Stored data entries

==================================================

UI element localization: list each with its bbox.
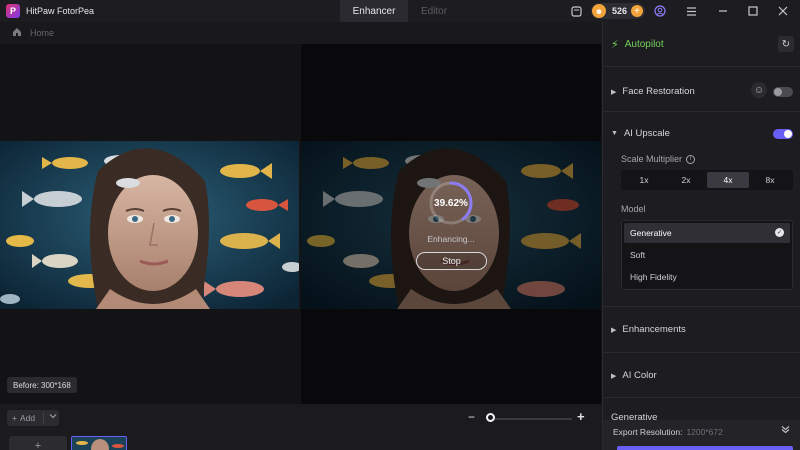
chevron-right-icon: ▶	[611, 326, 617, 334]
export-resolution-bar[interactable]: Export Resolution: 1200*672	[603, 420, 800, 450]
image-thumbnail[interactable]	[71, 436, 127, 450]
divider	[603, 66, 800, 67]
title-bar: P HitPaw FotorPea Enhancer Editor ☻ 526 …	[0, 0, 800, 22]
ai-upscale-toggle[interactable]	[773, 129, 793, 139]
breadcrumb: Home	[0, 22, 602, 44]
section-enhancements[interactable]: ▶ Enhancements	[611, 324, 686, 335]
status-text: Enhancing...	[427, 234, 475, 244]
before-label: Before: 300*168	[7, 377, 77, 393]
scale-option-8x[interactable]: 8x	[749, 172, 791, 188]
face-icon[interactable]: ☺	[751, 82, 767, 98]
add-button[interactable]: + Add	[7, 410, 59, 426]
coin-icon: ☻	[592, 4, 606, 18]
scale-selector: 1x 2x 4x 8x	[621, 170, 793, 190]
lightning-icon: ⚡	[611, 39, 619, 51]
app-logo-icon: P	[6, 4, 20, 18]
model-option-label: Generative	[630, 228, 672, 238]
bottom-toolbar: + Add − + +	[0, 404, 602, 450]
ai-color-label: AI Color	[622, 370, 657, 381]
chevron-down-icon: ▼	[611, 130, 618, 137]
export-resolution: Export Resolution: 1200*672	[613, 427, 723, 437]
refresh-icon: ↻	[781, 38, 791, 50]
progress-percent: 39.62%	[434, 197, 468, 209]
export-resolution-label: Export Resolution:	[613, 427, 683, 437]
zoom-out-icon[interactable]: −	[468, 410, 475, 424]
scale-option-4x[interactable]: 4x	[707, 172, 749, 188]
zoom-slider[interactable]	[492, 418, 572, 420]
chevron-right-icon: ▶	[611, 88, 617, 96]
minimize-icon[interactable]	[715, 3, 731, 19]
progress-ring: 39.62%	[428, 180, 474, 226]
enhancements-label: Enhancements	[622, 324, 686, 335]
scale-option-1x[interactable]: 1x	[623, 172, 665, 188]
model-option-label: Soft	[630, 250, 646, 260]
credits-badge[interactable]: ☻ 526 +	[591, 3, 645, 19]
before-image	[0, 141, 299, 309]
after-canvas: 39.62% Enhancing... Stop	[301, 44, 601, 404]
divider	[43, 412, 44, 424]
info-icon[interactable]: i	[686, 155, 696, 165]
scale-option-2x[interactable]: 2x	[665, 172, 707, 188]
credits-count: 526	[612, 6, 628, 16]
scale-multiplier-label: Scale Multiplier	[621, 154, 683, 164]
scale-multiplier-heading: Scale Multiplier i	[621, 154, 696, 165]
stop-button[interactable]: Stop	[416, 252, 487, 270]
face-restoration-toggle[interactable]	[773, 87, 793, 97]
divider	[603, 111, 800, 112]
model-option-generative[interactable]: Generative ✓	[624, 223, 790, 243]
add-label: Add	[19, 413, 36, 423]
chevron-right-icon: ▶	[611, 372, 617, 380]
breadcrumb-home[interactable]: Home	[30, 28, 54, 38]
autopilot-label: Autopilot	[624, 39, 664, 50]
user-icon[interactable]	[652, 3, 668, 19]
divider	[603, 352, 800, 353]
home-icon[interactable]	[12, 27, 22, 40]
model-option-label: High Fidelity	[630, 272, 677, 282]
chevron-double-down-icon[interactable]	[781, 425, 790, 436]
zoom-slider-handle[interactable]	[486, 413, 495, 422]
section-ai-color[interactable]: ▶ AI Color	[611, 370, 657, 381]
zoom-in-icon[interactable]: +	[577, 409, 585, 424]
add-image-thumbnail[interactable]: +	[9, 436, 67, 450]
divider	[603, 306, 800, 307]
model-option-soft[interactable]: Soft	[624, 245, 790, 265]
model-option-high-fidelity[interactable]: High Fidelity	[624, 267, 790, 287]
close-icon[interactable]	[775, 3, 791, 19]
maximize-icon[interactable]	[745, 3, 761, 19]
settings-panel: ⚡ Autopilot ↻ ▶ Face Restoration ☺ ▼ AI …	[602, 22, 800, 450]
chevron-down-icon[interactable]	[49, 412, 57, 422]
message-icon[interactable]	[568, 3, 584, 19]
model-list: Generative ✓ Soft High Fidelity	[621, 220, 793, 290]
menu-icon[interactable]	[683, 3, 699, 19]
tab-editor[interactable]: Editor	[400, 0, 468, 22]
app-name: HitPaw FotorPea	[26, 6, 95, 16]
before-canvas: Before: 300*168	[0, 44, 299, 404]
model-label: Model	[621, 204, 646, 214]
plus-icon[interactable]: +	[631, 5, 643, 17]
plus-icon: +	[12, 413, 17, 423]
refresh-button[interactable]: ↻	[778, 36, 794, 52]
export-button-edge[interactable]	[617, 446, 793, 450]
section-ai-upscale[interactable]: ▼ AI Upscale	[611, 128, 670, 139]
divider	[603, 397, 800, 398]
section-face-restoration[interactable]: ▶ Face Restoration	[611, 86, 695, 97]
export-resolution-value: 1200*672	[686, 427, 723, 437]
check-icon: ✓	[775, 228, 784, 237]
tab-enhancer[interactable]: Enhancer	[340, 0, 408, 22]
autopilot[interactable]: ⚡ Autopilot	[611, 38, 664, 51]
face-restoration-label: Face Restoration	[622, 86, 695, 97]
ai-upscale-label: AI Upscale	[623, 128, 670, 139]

==================================================

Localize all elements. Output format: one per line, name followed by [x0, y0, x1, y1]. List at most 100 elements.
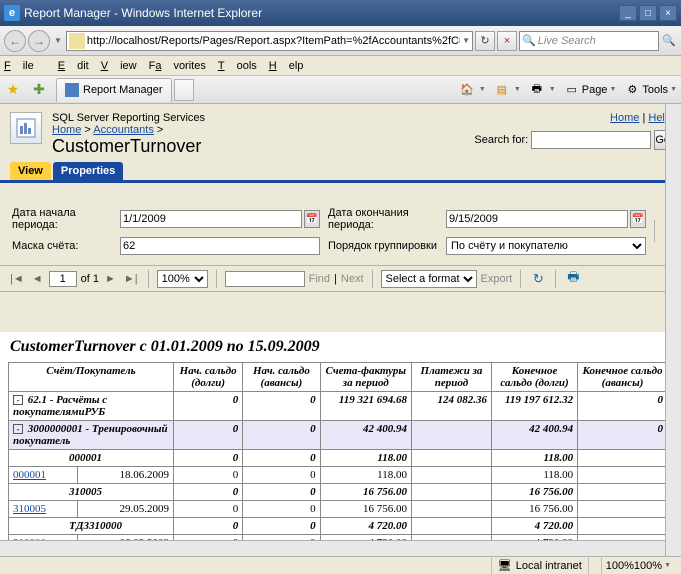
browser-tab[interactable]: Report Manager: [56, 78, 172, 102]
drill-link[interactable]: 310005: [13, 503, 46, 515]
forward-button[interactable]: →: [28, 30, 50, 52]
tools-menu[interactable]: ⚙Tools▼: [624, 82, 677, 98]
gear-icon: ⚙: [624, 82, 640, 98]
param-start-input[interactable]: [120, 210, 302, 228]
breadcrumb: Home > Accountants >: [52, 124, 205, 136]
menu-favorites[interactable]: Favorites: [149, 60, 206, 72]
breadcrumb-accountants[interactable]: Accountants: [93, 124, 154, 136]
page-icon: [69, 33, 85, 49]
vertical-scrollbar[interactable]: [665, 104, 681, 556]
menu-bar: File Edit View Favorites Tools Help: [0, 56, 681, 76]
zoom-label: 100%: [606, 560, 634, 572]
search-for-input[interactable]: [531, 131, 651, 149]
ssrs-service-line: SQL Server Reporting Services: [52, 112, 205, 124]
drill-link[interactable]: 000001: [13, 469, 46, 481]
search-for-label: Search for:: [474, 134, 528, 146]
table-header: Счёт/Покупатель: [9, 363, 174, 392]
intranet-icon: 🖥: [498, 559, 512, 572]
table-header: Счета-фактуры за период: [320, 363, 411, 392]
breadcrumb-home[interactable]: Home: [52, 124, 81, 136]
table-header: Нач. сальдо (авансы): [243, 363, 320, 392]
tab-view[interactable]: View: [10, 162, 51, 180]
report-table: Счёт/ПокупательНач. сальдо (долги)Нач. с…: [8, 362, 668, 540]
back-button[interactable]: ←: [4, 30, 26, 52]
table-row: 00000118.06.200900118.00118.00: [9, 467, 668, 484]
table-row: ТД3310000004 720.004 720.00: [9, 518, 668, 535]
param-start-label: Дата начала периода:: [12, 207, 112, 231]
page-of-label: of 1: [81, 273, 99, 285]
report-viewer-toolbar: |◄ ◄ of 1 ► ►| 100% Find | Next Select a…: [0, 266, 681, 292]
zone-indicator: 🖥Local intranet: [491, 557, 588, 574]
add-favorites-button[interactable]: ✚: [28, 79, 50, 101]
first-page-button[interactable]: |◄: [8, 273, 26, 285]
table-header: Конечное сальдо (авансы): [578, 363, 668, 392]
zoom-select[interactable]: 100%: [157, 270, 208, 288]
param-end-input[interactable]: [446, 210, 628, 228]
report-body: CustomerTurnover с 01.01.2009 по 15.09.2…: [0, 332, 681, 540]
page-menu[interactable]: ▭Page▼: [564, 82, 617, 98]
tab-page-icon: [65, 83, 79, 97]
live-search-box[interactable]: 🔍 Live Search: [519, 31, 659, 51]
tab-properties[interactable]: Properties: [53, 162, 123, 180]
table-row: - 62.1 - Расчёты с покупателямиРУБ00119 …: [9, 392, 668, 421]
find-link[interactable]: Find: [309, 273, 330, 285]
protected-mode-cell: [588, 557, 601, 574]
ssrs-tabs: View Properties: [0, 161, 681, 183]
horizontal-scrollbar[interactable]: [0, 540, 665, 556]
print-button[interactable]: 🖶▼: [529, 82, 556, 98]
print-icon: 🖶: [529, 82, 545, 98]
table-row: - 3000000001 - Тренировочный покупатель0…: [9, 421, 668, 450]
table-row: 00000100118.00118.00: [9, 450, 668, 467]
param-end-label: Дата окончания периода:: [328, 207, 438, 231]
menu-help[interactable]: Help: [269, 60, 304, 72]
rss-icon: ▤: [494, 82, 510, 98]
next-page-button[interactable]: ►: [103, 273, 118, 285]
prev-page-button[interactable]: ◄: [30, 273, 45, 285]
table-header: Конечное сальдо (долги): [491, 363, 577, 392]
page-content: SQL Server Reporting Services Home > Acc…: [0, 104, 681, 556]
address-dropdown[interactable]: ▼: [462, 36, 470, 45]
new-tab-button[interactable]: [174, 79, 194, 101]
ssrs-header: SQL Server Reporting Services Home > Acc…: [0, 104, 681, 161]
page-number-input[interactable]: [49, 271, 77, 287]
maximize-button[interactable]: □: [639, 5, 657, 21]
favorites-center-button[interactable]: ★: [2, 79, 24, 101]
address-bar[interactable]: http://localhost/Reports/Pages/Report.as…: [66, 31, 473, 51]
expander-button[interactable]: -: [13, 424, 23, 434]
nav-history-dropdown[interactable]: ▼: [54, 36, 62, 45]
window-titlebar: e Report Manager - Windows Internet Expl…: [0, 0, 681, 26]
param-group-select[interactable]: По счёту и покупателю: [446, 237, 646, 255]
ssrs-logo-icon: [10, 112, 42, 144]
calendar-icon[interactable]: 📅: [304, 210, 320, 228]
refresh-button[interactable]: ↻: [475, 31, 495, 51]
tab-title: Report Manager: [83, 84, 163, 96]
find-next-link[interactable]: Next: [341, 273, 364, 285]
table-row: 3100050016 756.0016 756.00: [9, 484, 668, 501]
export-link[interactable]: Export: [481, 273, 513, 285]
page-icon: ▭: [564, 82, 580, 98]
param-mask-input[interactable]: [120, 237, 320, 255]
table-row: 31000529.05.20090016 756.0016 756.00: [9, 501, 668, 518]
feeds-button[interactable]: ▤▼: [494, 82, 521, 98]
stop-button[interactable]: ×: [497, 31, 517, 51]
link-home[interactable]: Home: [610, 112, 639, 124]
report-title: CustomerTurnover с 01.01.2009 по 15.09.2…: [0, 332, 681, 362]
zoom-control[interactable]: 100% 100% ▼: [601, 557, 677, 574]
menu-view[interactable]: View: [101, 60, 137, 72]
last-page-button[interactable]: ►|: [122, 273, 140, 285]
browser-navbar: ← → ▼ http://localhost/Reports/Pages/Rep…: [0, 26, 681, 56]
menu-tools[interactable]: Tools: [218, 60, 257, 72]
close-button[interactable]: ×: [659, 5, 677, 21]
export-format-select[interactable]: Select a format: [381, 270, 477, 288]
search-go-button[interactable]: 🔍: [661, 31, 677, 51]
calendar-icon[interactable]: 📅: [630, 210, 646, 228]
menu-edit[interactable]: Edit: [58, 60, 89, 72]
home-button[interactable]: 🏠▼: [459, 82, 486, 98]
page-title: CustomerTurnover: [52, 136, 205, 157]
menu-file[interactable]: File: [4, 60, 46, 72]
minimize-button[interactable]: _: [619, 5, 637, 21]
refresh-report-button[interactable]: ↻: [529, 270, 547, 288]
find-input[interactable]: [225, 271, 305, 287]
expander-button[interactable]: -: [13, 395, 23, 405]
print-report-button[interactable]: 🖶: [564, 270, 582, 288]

==================================================

▶ Given task
Reproduce the rows in Block 2 exactly, starting with the line containing "browser-tab[interactable]: Report Manager: [56, 78, 172, 102]" and going on through the line containing "back-button[interactable]: ←: [4, 30, 26, 52]".

▶ Right answer
browser-tab[interactable]: Report Manager: [56, 78, 172, 102]
drill-link[interactable]: 310005: [13, 503, 46, 515]
forward-button[interactable]: →: [28, 30, 50, 52]
tools-menu[interactable]: ⚙Tools▼: [624, 82, 677, 98]
gear-icon: ⚙: [624, 82, 640, 98]
param-start-input[interactable]: [120, 210, 302, 228]
breadcrumb: Home > Accountants >: [52, 124, 205, 136]
menu-favorites[interactable]: Favorites: [149, 60, 206, 72]
breadcrumb-accountants[interactable]: Accountants: [93, 124, 154, 136]
page-icon: [69, 33, 85, 49]
vertical-scrollbar[interactable]: [665, 104, 681, 556]
menu-bar: File Edit View Favorites Tools Help: [0, 56, 681, 76]
zoom-label: 100%: [606, 560, 634, 572]
search-for-input[interactable]: [531, 131, 651, 149]
ssrs-service-line: SQL Server Reporting Services: [52, 112, 205, 124]
drill-link[interactable]: 000001: [13, 469, 46, 481]
search-for-label: Search for:: [474, 134, 528, 146]
table-header: Счёт/Покупатель: [9, 363, 174, 392]
intranet-icon: 🖥: [498, 559, 512, 572]
table-header: Счета-фактуры за период: [320, 363, 411, 392]
breadcrumb-home[interactable]: Home: [52, 124, 81, 136]
table-header: Нач. сальдо (авансы): [243, 363, 320, 392]
tab-view[interactable]: View: [10, 162, 51, 180]
report-table: Счёт/ПокупательНач. сальдо (долги)Нач. с…: [8, 362, 668, 540]
back-button[interactable]: ←: [4, 30, 26, 52]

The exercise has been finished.